§ REQUIREMENTS:
From the records, pick out and copy each line containing "自然资源和生态环境司".

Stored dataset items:
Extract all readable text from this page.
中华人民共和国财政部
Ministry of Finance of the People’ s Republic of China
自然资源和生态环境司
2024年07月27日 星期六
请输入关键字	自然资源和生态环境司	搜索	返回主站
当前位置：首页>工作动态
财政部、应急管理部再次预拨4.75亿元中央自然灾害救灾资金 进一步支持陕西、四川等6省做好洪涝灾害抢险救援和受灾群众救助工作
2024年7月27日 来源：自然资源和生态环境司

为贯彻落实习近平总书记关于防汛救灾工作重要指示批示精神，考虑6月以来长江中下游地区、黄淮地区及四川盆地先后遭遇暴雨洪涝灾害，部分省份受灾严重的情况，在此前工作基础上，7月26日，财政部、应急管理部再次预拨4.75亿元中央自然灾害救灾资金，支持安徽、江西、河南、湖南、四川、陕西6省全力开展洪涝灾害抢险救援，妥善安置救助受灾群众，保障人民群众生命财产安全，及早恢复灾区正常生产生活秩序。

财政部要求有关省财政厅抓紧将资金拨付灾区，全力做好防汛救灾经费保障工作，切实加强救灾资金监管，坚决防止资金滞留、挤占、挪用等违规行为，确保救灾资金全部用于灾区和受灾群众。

§ THE RESPONSE:
自然资源和生态环境司
请输入关键字	自然资源和生态环境司	搜索	返回主站
2024年7月27日 来源：自然资源和生态环境司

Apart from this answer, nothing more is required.